▶ _Your task_
Each record below should appear again exactly as written.

>> Start

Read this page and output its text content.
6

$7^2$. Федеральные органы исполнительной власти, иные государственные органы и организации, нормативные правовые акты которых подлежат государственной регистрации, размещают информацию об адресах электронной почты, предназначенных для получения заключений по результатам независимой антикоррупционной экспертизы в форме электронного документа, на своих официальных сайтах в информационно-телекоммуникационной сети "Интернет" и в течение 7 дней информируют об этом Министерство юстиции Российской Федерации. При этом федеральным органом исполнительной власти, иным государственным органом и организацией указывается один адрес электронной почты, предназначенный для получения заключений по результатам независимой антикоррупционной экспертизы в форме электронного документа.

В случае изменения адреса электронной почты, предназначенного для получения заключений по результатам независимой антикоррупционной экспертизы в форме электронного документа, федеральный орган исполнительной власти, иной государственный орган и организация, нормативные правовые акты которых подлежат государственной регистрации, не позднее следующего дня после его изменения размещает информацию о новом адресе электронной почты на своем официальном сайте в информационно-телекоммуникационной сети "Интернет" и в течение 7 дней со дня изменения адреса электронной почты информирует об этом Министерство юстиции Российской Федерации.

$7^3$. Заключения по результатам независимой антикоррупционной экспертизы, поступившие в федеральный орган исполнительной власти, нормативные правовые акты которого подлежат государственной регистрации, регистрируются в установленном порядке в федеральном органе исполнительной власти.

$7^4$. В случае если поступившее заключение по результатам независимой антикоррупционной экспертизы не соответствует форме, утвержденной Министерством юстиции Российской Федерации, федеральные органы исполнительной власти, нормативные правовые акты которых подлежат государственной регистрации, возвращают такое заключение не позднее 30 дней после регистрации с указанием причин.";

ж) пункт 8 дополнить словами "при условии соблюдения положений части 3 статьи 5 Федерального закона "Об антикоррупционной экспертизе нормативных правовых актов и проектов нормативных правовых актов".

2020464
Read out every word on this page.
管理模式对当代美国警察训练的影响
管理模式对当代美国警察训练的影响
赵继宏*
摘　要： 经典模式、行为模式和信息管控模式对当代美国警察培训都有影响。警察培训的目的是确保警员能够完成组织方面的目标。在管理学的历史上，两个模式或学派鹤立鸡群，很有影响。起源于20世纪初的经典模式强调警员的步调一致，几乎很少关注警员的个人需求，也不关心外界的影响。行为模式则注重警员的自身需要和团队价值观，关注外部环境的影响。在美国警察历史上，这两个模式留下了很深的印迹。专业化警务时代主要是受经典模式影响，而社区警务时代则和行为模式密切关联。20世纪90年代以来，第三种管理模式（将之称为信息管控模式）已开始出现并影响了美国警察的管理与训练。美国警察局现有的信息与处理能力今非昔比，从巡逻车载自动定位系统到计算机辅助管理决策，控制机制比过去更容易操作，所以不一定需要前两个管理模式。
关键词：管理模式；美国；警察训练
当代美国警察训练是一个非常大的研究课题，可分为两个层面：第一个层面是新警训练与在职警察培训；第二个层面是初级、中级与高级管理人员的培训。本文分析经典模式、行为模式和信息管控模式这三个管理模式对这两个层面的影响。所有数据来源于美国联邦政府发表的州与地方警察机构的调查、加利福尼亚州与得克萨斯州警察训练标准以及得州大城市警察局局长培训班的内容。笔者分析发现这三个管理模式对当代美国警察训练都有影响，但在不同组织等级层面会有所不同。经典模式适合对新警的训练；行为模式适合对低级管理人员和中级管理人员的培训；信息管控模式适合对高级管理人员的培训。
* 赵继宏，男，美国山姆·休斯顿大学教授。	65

>> End

▶ _Response below_
Read this page and output its text content.
6

$7^2$. Федеральные органы исполнительной власти, иные государственные органы и организации, нормативные правовые акты которых подлежат государственной регистрации, размещают информацию об адресах электронной почты, предназначенных для получения заключений по результатам независимой антикоррупционной экспертизы в форме электронного документа, на своих официальных сайтах в информационно-телекоммуникационной сети "Интернет" и в течение 7 дней информируют об этом Министерство юстиции Российской Федерации. При этом федеральным органом исполнительной власти, иным государственным органом и организацией указывается один адрес электронной почты, предназначенный для получения заключений по результатам независимой антикоррупционной экспертизы в форме электронного документа.

В случае изменения адреса электронной почты, предназначенного для получения заключений по результатам независимой антикоррупционной экспертизы в форме электронного документа, федеральный орган исполнительной власти, иной государственный орган и организация, нормативные правовые акты которых подлежат государственной регистрации, не позднее следующего дня после его изменения размещает информацию о новом адресе электронной почты на своем официальном сайте в информационно-телекоммуникационной сети "Интернет" и в течение 7 дней со дня изменения адреса электронной почты информирует об этом Министерство юстиции Российской Федерации.

$7^3$. Заключения по результатам независимой антикоррупционной экспертизы, поступившие в федеральный орган исполнительной власти, нормативные правовые акты которого подлежат государственной регистрации, регистрируются в установленном порядке в федеральном органе исполнительной власти.

$7^4$. В случае если поступившее заключение по результатам независимой антикоррупционной экспертизы не соответствует форме, утвержденной Министерством юстиции Российской Федерации, федеральные органы исполнительной власти, нормативные правовые акты которых подлежат государственной регистрации, возвращают такое заключение не позднее 30 дней после регистрации с указанием причин.";

ж) пункт 8 дополнить словами "при условии соблюдения положений части 3 статьи 5 Федерального закона "Об антикоррупционной экспертизе нормативных правовых актов и проектов нормативных правовых актов".

2020464
Read out every word on this page.
管理模式对当代美国警察训练的影响
管理模式对当代美国警察训练的影响
赵继宏*
摘　要： 经典模式、行为模式和信息管控模式对当代美国警察培训都有影响。警察培训的目的是确保警员能够完成组织方面的目标。在管理学的历史上，两个模式或学派鹤立鸡群，很有影响。起源于20世纪初的经典模式强调警员的步调一致，几乎很少关注警员的个人需求，也不关心外界的影响。行为模式则注重警员的自身需要和团队价值观，关注外部环境的影响。在美国警察历史上，这两个模式留下了很深的印迹。专业化警务时代主要是受经典模式影响，而社区警务时代则和行为模式密切关联。20世纪90年代以来，第三种管理模式（将之称为信息管控模式）已开始出现并影响了美国警察的管理与训练。美国警察局现有的信息与处理能力今非昔比，从巡逻车载自动定位系统到计算机辅助管理决策，控制机制比过去更容易操作，所以不一定需要前两个管理模式。
关键词：管理模式；美国；警察训练
当代美国警察训练是一个非常大的研究课题，可分为两个层面：第一个层面是新警训练与在职警察培训；第二个层面是初级、中级与高级管理人员的培训。本文分析经典模式、行为模式和信息管控模式这三个管理模式对这两个层面的影响。所有数据来源于美国联邦政府发表的州与地方警察机构的调查、加利福尼亚州与得克萨斯州警察训练标准以及得州大城市警察局局长培训班的内容。笔者分析发现这三个管理模式对当代美国警察训练都有影响，但在不同组织等级层面会有所不同。经典模式适合对新警的训练；行为模式适合对低级管理人员和中级管理人员的培训；信息管控模式适合对高级管理人员的培训。
* 赵继宏，男，美国山姆·休斯顿大学教授。	65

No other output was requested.